Bob McBobson
Bob McBobson

Reputation: 914

How should I get a user to indicate a file path to a directory in a command line program?

I am developing a command line program that requires the user to indicate a number of arguments for the Namespace object, and I am right now I am unsure how to design an argument that would allow the user to indicate the file path to a directory that would contain some text files required by the program to run.

Because I am trying to make this command line program portable (i.e. it can work on Linux, Mac, and Windows), I am not sure how I should design the argument to allow users from different platforms to indicate their pertinent file path, since a file path in Windows must utilize back slashes, as opposed to file paths in Mac or Linux.

How should I go about designing the argument as set up below?

import argparse
from os import path

Parser = argparse.ArgumentParser(prog= "Parser")
Parser.description= "This program helps with stuff blah blah blah"

Parser.add_argument("-input_dir", help= "Please indicate the file path that points to the location of the input text files.")

Parser.add_argument("-input_text", help= "Please indicate the specific text file you want to analyze.")

args= Parser.parse_args()

file_path= args.input_dir
text_file= path.join(file_path, args.input_text)

ADDENDUM

I should note that, what I am trying to accomplish is allow the user to type their file path into the command line with the other arguments, so that their input would look something like:

python testcript.py -input_dir ~/Documents/Input_Directory -input_text somefile.txt

and would still work on multiple platforms.

Upvotes: 0

Views: 1632

Answers (2)

SethMMorton
SethMMorton

Reputation: 48755

You are seriously over-thinking this. It sounds that at the heart of the question is a lack of confidence that os.path actually works cross-platform. Let me assure you, it does! This module has been around for 27 years(!), working on both Windows and UNIX without issue.

Rather than assuming something won't work and then preemptively searching for a workaround (that possibly involves reinventing the wheel), you should instead test it out and see if it works or not. In the future this will save a lot of heartburn worrying about non-issues.

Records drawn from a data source
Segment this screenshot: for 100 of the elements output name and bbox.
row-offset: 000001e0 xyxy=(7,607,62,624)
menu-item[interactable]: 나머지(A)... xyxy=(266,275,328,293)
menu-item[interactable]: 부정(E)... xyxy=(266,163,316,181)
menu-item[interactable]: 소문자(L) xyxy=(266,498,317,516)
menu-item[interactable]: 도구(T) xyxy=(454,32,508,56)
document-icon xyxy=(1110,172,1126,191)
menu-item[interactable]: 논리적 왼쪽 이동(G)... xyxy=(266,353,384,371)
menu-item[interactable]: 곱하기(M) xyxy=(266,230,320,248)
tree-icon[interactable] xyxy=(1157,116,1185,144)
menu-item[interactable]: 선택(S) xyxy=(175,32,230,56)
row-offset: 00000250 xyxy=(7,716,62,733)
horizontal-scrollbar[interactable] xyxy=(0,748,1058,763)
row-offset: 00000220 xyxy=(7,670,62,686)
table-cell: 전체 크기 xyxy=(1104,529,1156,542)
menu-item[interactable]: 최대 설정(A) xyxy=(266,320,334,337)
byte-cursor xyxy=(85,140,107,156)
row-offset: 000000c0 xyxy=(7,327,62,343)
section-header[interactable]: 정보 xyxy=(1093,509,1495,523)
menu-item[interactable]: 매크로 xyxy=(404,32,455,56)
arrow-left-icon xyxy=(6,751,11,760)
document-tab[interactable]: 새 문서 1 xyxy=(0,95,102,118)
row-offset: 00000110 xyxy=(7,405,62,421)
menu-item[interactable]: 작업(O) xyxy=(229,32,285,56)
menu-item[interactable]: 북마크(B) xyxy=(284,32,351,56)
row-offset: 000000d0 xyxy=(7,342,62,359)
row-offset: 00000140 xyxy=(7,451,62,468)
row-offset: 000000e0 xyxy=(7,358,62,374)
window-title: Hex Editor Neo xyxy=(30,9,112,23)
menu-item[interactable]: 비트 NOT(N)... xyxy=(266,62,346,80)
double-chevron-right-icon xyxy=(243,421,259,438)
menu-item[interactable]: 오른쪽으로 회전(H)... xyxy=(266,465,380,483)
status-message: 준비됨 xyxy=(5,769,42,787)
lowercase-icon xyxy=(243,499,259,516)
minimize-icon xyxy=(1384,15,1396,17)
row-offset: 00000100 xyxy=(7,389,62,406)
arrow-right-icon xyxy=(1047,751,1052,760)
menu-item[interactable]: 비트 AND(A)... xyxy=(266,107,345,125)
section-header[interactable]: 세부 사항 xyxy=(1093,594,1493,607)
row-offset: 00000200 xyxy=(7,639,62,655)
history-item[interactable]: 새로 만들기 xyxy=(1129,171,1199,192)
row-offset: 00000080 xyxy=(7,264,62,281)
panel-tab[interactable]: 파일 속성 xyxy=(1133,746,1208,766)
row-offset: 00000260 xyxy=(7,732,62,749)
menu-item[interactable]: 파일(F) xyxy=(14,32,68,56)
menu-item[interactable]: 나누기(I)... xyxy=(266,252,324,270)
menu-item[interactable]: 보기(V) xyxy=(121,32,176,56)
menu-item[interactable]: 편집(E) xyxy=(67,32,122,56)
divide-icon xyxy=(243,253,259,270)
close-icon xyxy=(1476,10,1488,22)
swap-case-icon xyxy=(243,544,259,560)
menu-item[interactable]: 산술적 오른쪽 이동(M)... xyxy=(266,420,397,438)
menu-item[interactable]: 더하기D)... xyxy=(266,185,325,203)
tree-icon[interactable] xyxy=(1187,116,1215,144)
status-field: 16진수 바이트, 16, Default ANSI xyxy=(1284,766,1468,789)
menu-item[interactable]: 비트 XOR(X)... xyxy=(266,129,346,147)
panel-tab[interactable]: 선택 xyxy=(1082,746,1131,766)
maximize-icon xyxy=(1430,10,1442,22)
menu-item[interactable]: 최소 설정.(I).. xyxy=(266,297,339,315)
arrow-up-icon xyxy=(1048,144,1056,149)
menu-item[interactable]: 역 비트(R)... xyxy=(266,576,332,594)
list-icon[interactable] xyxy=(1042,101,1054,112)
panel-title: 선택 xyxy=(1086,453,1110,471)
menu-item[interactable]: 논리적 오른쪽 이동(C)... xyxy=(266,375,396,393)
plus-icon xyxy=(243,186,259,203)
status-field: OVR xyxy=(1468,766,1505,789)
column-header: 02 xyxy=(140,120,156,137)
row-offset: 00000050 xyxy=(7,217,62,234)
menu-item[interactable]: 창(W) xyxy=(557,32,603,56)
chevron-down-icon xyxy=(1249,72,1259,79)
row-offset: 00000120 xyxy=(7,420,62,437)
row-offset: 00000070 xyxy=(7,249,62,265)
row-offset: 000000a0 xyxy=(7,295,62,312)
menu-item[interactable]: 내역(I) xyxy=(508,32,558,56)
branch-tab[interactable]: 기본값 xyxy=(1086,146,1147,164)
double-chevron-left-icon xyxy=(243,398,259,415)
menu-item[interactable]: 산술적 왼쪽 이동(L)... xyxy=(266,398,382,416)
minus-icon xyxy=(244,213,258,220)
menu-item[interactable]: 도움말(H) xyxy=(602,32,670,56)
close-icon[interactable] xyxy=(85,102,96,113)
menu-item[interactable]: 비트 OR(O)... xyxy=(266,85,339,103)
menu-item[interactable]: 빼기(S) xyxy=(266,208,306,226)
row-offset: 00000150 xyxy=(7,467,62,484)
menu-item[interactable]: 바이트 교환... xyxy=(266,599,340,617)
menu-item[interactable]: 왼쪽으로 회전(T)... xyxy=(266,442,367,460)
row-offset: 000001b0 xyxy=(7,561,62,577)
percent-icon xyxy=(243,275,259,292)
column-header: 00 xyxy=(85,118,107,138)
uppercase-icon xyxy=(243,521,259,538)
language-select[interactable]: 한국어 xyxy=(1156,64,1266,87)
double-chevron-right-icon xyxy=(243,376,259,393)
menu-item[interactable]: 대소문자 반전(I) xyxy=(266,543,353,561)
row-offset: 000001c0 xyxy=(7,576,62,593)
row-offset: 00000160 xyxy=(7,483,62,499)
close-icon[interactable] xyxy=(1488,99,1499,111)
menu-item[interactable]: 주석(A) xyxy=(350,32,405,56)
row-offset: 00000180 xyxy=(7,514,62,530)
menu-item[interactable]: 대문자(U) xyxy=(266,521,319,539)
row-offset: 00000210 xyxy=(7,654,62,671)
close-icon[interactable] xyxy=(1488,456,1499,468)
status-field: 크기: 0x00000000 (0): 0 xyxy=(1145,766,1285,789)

## [TASKS TO PERFORM]
- A) Does the command-line file path discussion agree with each statement? Answer yes or no for each and quote the deciding words. (i) The asker wants the program to run on Linux, Mac, and Windows. (ii) The reply says the os.path module has existed for 17 years. (iii) The asker wants users to choose the directory from a graphical dialog.
- B) Extend the command-line file path discussion past its final sentence.
The items are separate material, apart from the command-line file path discussion.

## [LIST OF ANSWERS]
- A)
(i) Yes: "it can work on Linux, Mac, and Windows"
(ii) No: "This module has been around for 27 years(!)"
(iii) No: "allow the user to type their file path into the command line with the other arguments"

- B)
In one of the comments you expressed concern about being able to separate the filename from the directory in a cross-platform way, which is why you want the user to give them independently. This is incorrect thinking. The sane way to approach this would be to just get the full path from the user and break it yourself (users hate doing extra work if not necessary).

import argparse
import os.path

Parser = argparse.ArgumentParser(prog= "Parser")
Parser.description= "This program helps with stuff blah blah blah"

# Added required=True since I imagine you need this path...
Parser.add_argument("-text-file", help= "Please indicate the path to the text file.", required=True)

args= Parser.parse_args()

def make_path_sane(p):
    """Function to uniformly return a real, absolute filesystem path."""
    # ~/directory -> /home/user/directory
    p = os.path.expanduser(p)
    # A/.//B -> A/B
    p = os.path.normpath(p)
    # Resolve symbolic links
    p = os.path.realpath(p)
    # Ensure path is absolute
    p = os.path.abspath(p)
    return p

text_file = make_path_sane(args.text_file)
input_dir = os.path.dirname(text_file)
input_text = os.path.basename(text_file)
print text_file
print input_dir
print input_text

With this setup, the user can choose to give a full path, relative path, or just the file name itself and it will always work! On any file system!

% python2 parse.py -text-file ~/directory/file.txt
/home/smmorton/directory/file.txt
/home/smmorton/directory
file.txt

% python2 parse.py -text-file /home/smmorton/directory/file.txt
/home/smmorton/directory/file.txt
/home/smmorton/directory
file.txt

% python2 parse.py -text-file directory/file.txt
/home/smmorton/directory/file.txt
/home/smmorton/directory
file.txt

% cd ~/directory
% python2 parse.py -text-file file.txt
/home/smmorton/directory/file.txt
/home/smmorton/directory
file.txt

% python2 parse.py -text-file ../directory/./file.txt
/home/smmorton/directory/file.txt
/home/smmorton/directory
file.txt

If you were using Python >= 3.4, I would recommend you use pathlib instead of os.path.

Upvotes: 3

Mohamed Moanis
Mohamed Moanis

Reputation: 507

You can use os.path.join(input_dir, "file1.txt") and it will handle all OS specific issues. You have correctly initialized the parser, use the input directory and the os.path.join also os.path.exists to open your input files.

Quoting the reference: https://docs.python.org/2/library/os.path.html

Since different operating systems have different path name conventions, there are several versions of this module in the standard library. The os.path module is always the path module suitable for the operating system Python is running on, and therefore usable for local paths. However, you can also import and use the individual modules if you want to manipulate a path that is always in one of the different formats.